Rows from a figure dataset
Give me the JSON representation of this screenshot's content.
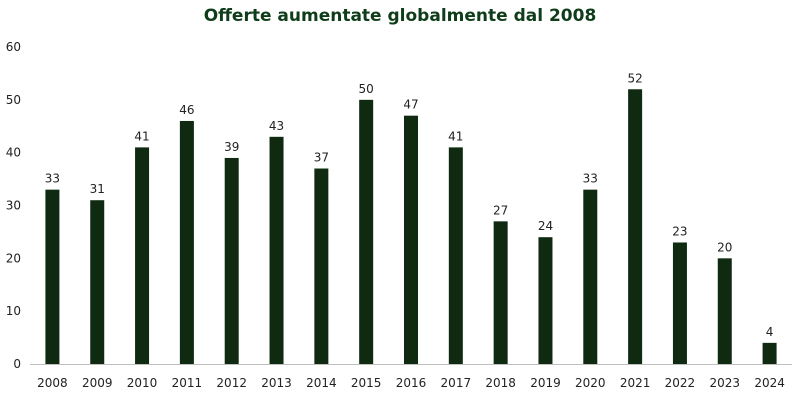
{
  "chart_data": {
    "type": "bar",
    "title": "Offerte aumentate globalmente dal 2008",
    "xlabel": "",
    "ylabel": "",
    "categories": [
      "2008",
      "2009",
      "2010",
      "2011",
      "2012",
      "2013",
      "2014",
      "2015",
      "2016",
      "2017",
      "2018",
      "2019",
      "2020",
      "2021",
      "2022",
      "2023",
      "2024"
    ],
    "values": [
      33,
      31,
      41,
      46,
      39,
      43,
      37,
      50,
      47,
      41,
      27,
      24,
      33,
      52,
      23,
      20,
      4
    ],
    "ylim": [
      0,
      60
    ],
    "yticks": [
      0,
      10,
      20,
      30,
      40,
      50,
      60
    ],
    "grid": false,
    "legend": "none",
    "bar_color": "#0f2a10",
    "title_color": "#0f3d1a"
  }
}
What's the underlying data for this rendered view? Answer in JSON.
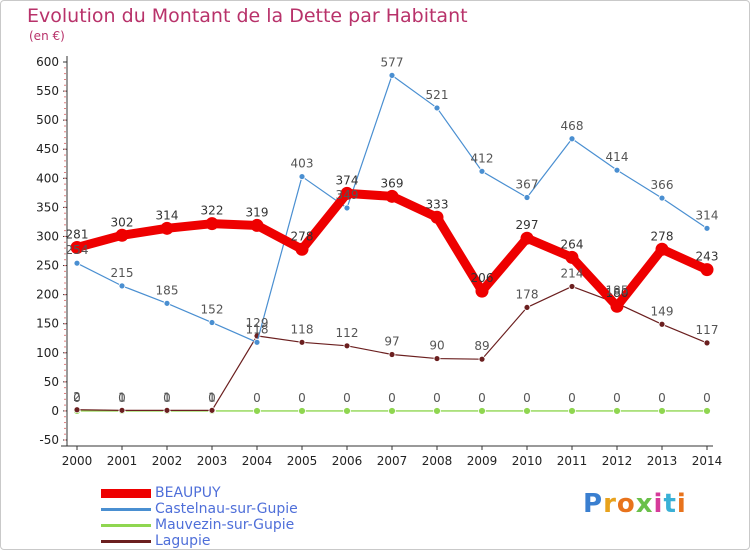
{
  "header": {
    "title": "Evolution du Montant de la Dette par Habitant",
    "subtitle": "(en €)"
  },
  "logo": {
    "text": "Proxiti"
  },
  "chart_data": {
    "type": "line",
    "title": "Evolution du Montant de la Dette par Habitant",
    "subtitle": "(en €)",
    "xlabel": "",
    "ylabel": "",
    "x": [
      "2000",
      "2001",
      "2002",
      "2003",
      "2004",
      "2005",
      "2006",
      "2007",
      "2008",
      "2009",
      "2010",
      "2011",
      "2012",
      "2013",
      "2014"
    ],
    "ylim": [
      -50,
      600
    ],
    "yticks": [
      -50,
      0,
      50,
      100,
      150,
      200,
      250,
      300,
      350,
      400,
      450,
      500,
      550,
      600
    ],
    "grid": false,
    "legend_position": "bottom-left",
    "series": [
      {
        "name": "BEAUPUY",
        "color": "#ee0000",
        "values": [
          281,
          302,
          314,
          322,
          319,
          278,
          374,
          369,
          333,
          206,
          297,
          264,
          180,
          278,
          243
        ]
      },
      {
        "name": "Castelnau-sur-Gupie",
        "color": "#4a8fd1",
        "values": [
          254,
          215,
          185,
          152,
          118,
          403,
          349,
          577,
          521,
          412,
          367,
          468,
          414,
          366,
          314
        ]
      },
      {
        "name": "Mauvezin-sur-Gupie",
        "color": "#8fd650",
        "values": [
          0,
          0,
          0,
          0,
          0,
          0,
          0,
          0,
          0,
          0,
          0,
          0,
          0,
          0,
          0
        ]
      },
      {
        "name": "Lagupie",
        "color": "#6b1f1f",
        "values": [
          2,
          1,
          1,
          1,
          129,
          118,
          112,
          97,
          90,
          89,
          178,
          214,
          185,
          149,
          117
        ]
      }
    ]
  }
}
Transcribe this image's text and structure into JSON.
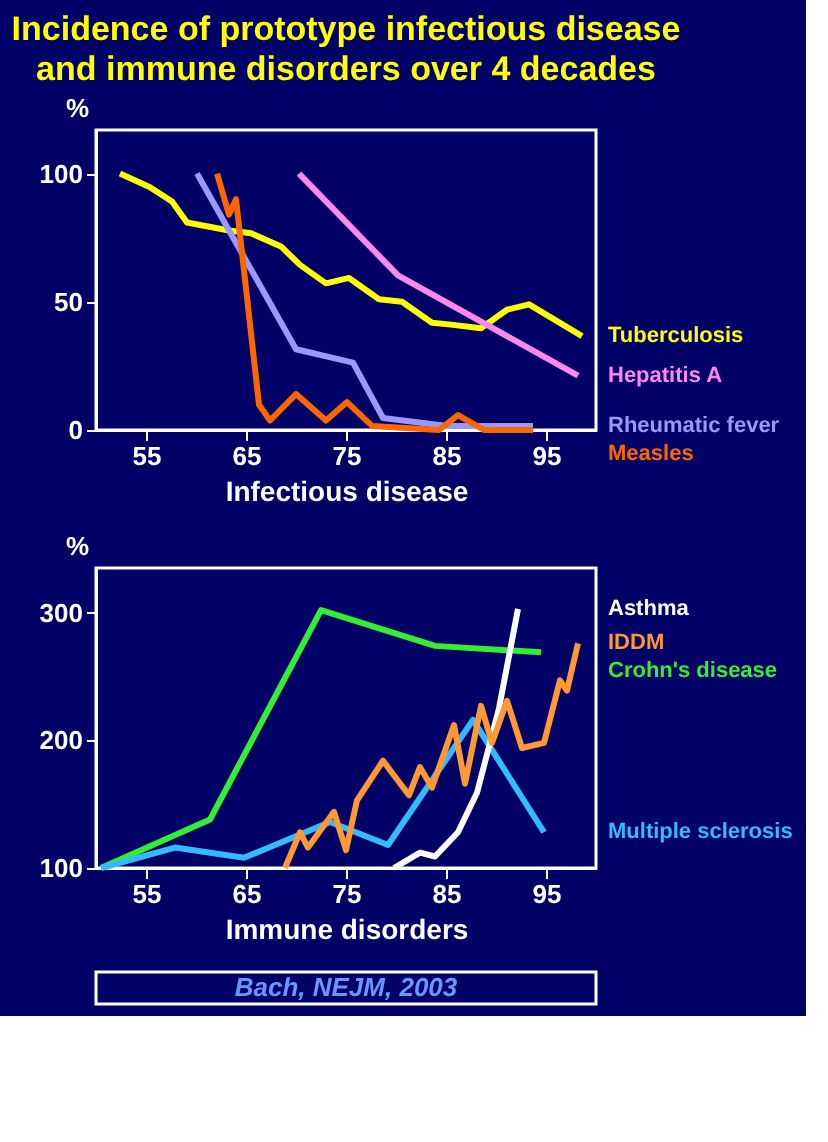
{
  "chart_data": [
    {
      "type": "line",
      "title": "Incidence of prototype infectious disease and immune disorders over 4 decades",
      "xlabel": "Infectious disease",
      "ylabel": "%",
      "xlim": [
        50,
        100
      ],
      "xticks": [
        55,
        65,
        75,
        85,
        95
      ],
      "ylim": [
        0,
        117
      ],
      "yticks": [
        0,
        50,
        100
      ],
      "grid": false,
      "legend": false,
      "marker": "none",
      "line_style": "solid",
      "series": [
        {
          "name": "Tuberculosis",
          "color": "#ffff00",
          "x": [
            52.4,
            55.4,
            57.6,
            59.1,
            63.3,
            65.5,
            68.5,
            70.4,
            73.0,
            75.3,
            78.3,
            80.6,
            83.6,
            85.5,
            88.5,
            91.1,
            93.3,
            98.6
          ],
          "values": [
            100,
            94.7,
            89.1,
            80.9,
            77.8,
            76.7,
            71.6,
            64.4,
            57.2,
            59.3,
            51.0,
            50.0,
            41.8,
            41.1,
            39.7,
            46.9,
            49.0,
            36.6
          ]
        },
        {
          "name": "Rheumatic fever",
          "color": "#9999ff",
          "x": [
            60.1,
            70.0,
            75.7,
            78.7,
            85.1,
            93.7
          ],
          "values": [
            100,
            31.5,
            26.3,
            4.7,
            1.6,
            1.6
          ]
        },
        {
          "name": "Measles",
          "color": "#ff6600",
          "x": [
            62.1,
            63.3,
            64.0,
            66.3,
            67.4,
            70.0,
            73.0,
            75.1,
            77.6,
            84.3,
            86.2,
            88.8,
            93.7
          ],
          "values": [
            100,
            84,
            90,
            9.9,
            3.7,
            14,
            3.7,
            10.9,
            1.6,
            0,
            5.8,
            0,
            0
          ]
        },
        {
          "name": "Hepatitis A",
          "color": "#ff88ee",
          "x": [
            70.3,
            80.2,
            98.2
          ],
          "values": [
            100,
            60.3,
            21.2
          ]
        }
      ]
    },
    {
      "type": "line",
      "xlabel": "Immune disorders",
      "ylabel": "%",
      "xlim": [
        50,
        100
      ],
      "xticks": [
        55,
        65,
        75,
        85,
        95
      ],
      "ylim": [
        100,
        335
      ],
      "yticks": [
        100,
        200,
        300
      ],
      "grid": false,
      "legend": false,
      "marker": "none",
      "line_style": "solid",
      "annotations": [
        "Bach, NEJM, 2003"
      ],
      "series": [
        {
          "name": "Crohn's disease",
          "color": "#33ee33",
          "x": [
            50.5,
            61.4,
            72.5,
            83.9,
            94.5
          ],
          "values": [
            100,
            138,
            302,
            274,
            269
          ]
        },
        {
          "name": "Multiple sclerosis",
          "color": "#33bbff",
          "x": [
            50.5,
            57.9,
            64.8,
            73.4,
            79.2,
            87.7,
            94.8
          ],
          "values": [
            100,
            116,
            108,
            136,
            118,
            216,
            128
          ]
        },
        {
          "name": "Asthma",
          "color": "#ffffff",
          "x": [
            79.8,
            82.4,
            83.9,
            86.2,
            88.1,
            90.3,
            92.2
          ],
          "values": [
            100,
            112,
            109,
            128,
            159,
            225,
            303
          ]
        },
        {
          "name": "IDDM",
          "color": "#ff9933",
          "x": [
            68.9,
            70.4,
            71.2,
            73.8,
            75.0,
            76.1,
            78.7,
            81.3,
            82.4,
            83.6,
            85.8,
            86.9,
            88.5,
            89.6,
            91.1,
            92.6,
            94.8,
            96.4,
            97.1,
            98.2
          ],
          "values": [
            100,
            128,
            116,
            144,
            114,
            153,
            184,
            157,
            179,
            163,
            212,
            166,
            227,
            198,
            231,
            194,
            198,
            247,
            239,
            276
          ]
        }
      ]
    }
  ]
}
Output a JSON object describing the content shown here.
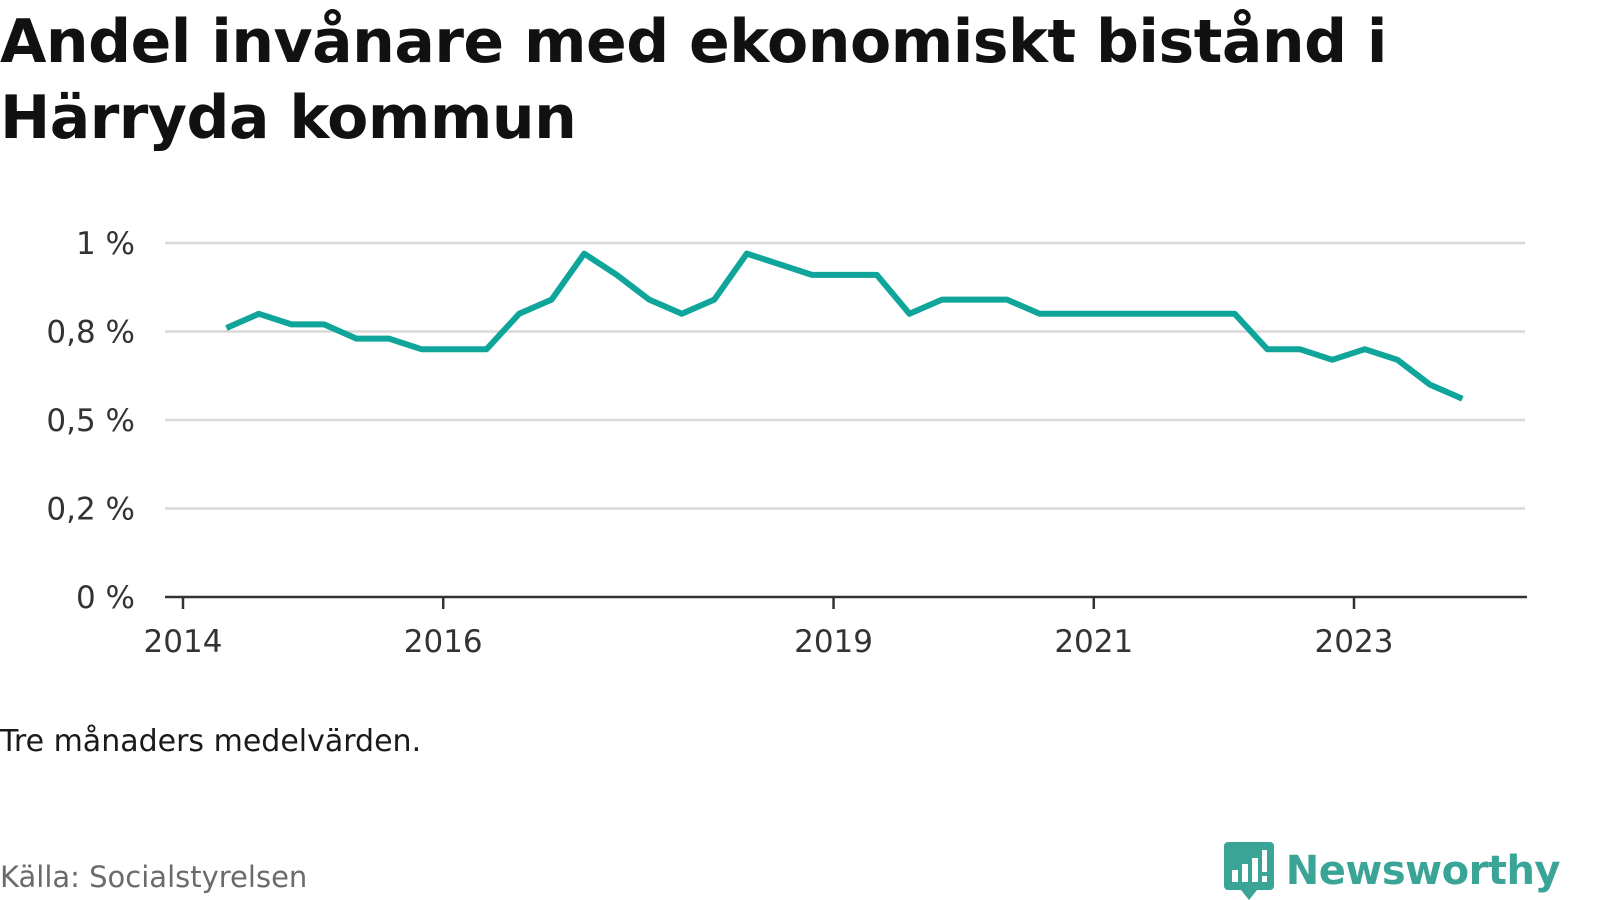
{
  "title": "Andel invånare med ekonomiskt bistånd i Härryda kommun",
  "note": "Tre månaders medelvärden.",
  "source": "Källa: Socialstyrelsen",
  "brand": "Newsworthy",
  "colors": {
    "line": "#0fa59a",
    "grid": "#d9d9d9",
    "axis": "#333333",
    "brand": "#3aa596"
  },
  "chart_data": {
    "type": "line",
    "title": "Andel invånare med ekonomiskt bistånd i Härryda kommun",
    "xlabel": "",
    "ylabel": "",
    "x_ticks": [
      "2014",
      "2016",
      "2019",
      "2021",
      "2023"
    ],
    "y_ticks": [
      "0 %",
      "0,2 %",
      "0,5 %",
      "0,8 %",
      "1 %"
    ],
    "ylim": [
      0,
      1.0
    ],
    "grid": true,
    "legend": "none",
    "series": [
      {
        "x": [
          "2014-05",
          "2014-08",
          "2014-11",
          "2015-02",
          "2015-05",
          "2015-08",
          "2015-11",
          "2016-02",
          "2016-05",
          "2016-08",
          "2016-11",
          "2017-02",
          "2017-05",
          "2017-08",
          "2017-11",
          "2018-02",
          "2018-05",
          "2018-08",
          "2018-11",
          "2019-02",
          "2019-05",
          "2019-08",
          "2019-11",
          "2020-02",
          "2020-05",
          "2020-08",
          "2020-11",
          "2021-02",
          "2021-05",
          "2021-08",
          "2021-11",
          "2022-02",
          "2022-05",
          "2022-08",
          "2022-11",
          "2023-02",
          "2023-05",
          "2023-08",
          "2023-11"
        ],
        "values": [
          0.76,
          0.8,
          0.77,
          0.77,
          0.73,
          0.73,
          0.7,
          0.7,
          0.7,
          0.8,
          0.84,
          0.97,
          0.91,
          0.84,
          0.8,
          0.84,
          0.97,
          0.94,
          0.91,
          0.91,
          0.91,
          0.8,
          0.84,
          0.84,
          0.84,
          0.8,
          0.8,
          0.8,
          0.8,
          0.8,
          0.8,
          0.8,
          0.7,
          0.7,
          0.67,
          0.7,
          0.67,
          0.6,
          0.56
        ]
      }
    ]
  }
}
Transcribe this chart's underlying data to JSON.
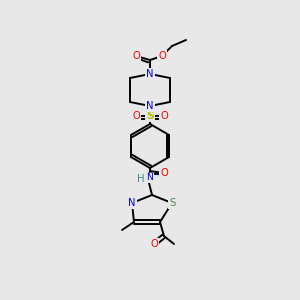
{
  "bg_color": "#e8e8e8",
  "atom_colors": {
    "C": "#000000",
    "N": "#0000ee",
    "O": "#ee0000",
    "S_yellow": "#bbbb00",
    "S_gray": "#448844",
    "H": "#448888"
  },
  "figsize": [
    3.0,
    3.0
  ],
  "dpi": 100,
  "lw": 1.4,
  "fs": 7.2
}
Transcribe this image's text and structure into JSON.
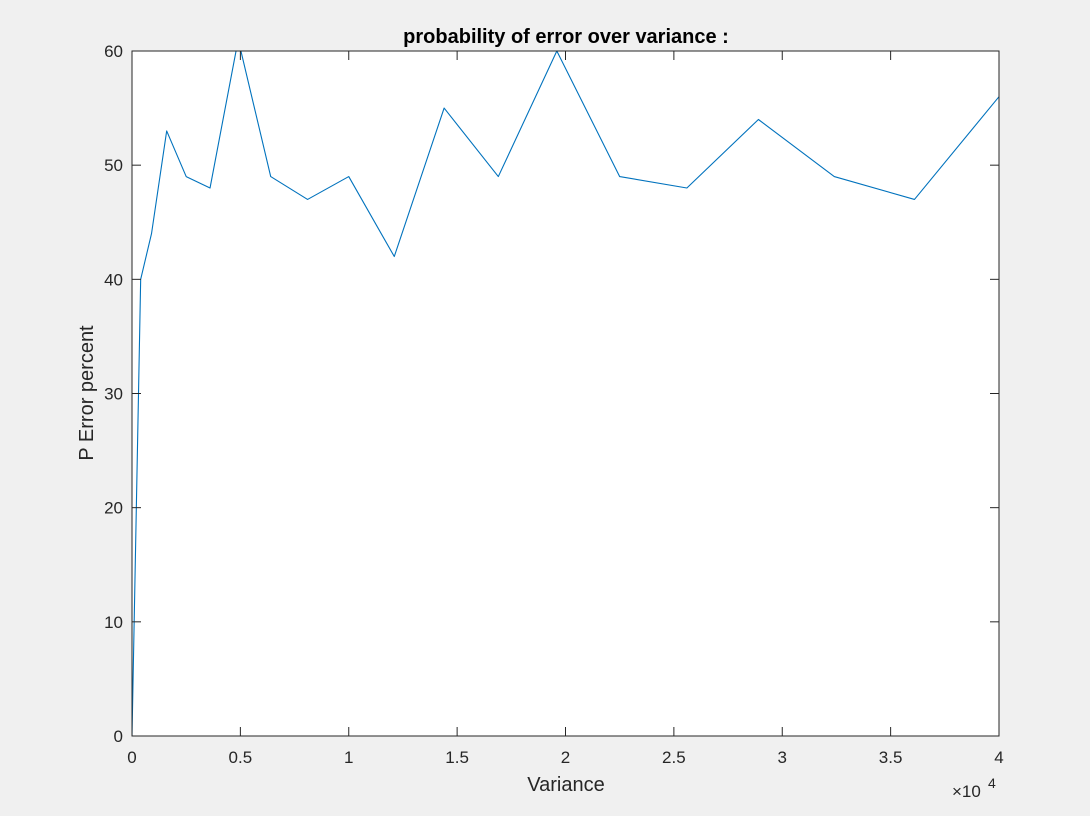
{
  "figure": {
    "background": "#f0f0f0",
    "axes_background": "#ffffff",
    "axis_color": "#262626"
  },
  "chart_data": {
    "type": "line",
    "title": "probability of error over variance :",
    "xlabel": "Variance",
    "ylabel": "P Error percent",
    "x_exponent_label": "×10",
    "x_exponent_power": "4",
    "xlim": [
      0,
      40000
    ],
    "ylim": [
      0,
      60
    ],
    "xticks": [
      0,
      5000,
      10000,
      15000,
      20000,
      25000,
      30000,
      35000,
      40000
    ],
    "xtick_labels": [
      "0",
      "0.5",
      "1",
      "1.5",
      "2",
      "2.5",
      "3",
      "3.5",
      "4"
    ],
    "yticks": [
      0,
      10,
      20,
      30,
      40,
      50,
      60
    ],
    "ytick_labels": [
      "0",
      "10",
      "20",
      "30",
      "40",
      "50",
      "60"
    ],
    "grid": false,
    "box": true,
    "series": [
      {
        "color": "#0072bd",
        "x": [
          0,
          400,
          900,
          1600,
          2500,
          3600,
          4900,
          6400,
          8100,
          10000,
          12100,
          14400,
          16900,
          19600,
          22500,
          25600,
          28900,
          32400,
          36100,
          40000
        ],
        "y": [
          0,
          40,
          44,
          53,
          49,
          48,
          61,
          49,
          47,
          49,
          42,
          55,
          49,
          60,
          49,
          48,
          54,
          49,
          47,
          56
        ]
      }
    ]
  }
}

- [Exercise brief]: Examine the records and report how many lines contain the string "disease". Only the number should be given.

- [Finished task]: 3